WORK TO DO: Show each line that has the string "Count" in it.
** BEGIN DATASET CONTENT **
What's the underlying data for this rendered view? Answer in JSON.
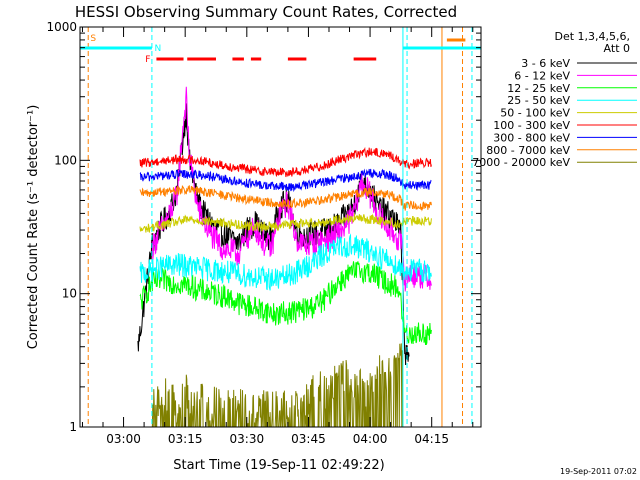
{
  "chart_data": {
    "type": "line",
    "title": "HESSI Observing Summary Count Rates, Corrected",
    "xlabel": "Start Time (19-Sep-11 02:49:22)",
    "ylabel": "Corrected Count Rate (s⁻¹ detector⁻¹)",
    "yscale": "log",
    "ylim": [
      1,
      1000
    ],
    "x_unit": "minutes of day (UT)",
    "xlim": [
      169.4,
      267
    ],
    "x_tick_labels": [
      "03:00",
      "03:15",
      "03:30",
      "03:45",
      "04:00",
      "04:15"
    ],
    "x_tick_values": [
      180,
      195,
      210,
      225,
      240,
      255
    ],
    "y_tick_labels": [
      "1",
      "10",
      "100",
      "1000"
    ],
    "y_tick_values": [
      1,
      10,
      100,
      1000
    ],
    "legend": {
      "placement": "right",
      "header": [
        "Det 1,3,4,5,6,",
        "Att 0"
      ]
    },
    "series": [
      {
        "name": "3 - 6 keV",
        "color": "#000000",
        "x": [
          183.5,
          184.0,
          187.0,
          189.0,
          191.0,
          193.0,
          194.6,
          195.3,
          196.0,
          198.0,
          200.0,
          202.0,
          204.0,
          206.0,
          208.0,
          210.0,
          212.0,
          214.0,
          216.0,
          218.0,
          220.0,
          222.0,
          224.0,
          226.0,
          228.0,
          230.0,
          232.0,
          234.0,
          236.0,
          238.0,
          240.0,
          242.0,
          244.0,
          246.0,
          247.5,
          248.5,
          249.5
        ],
        "y": [
          4.0,
          5.0,
          24,
          32,
          40,
          60,
          160,
          240,
          100,
          50,
          38,
          32,
          28,
          26,
          24,
          30,
          34,
          28,
          26,
          45,
          50,
          30,
          27,
          28,
          29,
          30,
          33,
          38,
          46,
          70,
          60,
          45,
          40,
          36,
          28,
          3.6,
          3.0
        ]
      },
      {
        "name": "6 - 12 keV",
        "color": "#ff00ff",
        "x": [
          187.0,
          189.0,
          191.0,
          193.0,
          194.6,
          195.3,
          196.0,
          198.0,
          200.0,
          202.0,
          204.0,
          206.0,
          208.0,
          210.0,
          212.0,
          214.0,
          216.0,
          218.0,
          220.0,
          222.0,
          224.0,
          226.0,
          228.0,
          230.0,
          232.0,
          234.0,
          236.0,
          238.0,
          240.0,
          242.0,
          244.0,
          246.0,
          247.5,
          248.5,
          250.0,
          255.0
        ],
        "y": [
          22,
          30,
          38,
          55,
          200,
          290,
          110,
          45,
          32,
          26,
          22,
          21,
          20,
          26,
          32,
          24,
          22,
          40,
          48,
          26,
          23,
          24,
          25,
          26,
          28,
          32,
          40,
          70,
          55,
          40,
          32,
          28,
          24,
          13,
          14,
          13
        ]
      },
      {
        "name": "12 - 25 keV",
        "color": "#00ff00",
        "x": [
          184.0,
          187.0,
          190.0,
          193.0,
          196.0,
          199.0,
          202.0,
          205.0,
          208.0,
          211.0,
          214.0,
          217.0,
          220.0,
          223.0,
          226.0,
          229.0,
          232.0,
          235.0,
          238.0,
          241.0,
          244.0,
          247.0,
          248.5,
          250.0,
          255.0
        ],
        "y": [
          8.5,
          12,
          12.5,
          12,
          11.5,
          10.5,
          10,
          9.5,
          8.5,
          8.0,
          7.5,
          7.0,
          7.2,
          7.5,
          8,
          9,
          12,
          14,
          15,
          14,
          12,
          11,
          5.0,
          5.0,
          5.0
        ]
      },
      {
        "name": "25 - 50 keV",
        "color": "#00ffff",
        "x": [
          184.0,
          187.0,
          190.0,
          193.0,
          196.0,
          199.0,
          202.0,
          205.0,
          208.0,
          211.0,
          214.0,
          217.0,
          220.0,
          223.0,
          226.0,
          229.0,
          232.0,
          235.0,
          238.0,
          241.0,
          244.0,
          247.0,
          248.5,
          250.0,
          255.0
        ],
        "y": [
          14,
          15,
          16,
          16.5,
          16,
          15.5,
          15,
          14.5,
          14,
          13.5,
          13,
          12.8,
          13.5,
          15,
          17,
          20,
          22,
          23,
          22,
          20,
          18,
          16,
          15,
          15,
          15
        ]
      },
      {
        "name": "50 - 100 keV",
        "color": "#cccc00",
        "x": [
          184.0,
          188.0,
          192.0,
          196.0,
          200.0,
          204.0,
          208.0,
          212.0,
          216.0,
          220.0,
          224.0,
          228.0,
          232.0,
          236.0,
          240.0,
          244.0,
          247.0,
          248.5,
          250.0,
          255.0
        ],
        "y": [
          30,
          32,
          34,
          36,
          35,
          34,
          33,
          32,
          32,
          33,
          34,
          34,
          36,
          37,
          36,
          35,
          33,
          35,
          35,
          35
        ]
      },
      {
        "name": "100 - 300 keV",
        "color": "#ff0000",
        "x": [
          184.0,
          188.0,
          192.0,
          196.0,
          200.0,
          204.0,
          208.0,
          212.0,
          216.0,
          220.0,
          224.0,
          228.0,
          232.0,
          236.0,
          240.0,
          244.0,
          247.0,
          248.5,
          250.0,
          255.0
        ],
        "y": [
          95,
          98,
          101,
          102,
          98,
          92,
          88,
          84,
          82,
          81,
          84,
          90,
          100,
          110,
          115,
          112,
          100,
          92,
          95,
          95
        ]
      },
      {
        "name": "300 - 800 keV",
        "color": "#0000ff",
        "x": [
          184.0,
          188.0,
          192.0,
          196.0,
          200.0,
          204.0,
          208.0,
          212.0,
          216.0,
          220.0,
          224.0,
          228.0,
          232.0,
          236.0,
          240.0,
          244.0,
          247.0,
          248.5,
          250.0,
          255.0
        ],
        "y": [
          74,
          76,
          78,
          79,
          77,
          72,
          69,
          66,
          64,
          63,
          65,
          68,
          72,
          76,
          80,
          78,
          72,
          64,
          65,
          65
        ]
      },
      {
        "name": "800 - 7000 keV",
        "color": "#ff8000",
        "x": [
          184.0,
          188.0,
          192.0,
          196.0,
          200.0,
          204.0,
          208.0,
          212.0,
          216.0,
          220.0,
          224.0,
          228.0,
          232.0,
          236.0,
          240.0,
          244.0,
          247.0,
          248.5,
          250.0,
          255.0
        ],
        "y": [
          56,
          58,
          59,
          60,
          58,
          55,
          52,
          50,
          48,
          47,
          48,
          50,
          53,
          56,
          58,
          56,
          52,
          45,
          46,
          46
        ]
      },
      {
        "name": "7000 - 20000 keV",
        "color": "#808000",
        "x": [
          187.0,
          189.0,
          191.0,
          193.0,
          195.0,
          197.0,
          199.0,
          201.0,
          203.0,
          205.0,
          224.0,
          227.0,
          230.0,
          233.0,
          236.0,
          239.0,
          242.0,
          245.0,
          248.0
        ],
        "y": [
          2.0,
          1.5,
          2.0,
          1.4,
          2.0,
          1.6,
          1.8,
          1.3,
          2.0,
          1.5,
          1.5,
          2.2,
          1.8,
          2.8,
          2.2,
          2.0,
          3.0,
          2.5,
          4.0
        ]
      }
    ],
    "night_markers": [
      {
        "label": "S",
        "x": 171.4
      },
      {
        "label": "N",
        "x": 186.9
      },
      {
        "label": "F",
        "x": 186.9
      }
    ],
    "intervals": [
      {
        "name": "night",
        "color": "#00ffff",
        "ranges": [
          [
            169.4,
            186.9
          ],
          [
            248.0,
            267.0
          ]
        ]
      },
      {
        "name": "flare",
        "color": "#ff0000",
        "ranges": [
          [
            188.0,
            194.6
          ],
          [
            195.5,
            202.5
          ],
          [
            206.5,
            209.3
          ],
          [
            211.0,
            213.5
          ],
          [
            220.0,
            224.5
          ],
          [
            236.0,
            241.5
          ]
        ]
      },
      {
        "name": "saa",
        "color": "#ff8000",
        "ranges": [
          [
            258.7,
            263.2
          ]
        ]
      }
    ],
    "vertical_lines": [
      {
        "x": 171.4,
        "color": "#ff8000",
        "style": "dashed"
      },
      {
        "x": 186.9,
        "color": "#00ffff",
        "style": "dashed"
      },
      {
        "x": 248.0,
        "color": "#00ffff",
        "style": "solid"
      },
      {
        "x": 249.0,
        "color": "#00ffff",
        "style": "dashed"
      },
      {
        "x": 257.5,
        "color": "#ff8000",
        "style": "solid"
      },
      {
        "x": 262.5,
        "color": "#ff8000",
        "style": "dashed"
      },
      {
        "x": 264.8,
        "color": "#00ffff",
        "style": "dashed"
      }
    ]
  },
  "footer": {
    "timestamp": "19-Sep-2011 07:02"
  }
}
** END DATASET CONTENT **
SOLUTION BELOW:
    "title": "HESSI Observing Summary Count Rates, Corrected",
    "ylabel": "Corrected Count Rate (s⁻¹ detector⁻¹)",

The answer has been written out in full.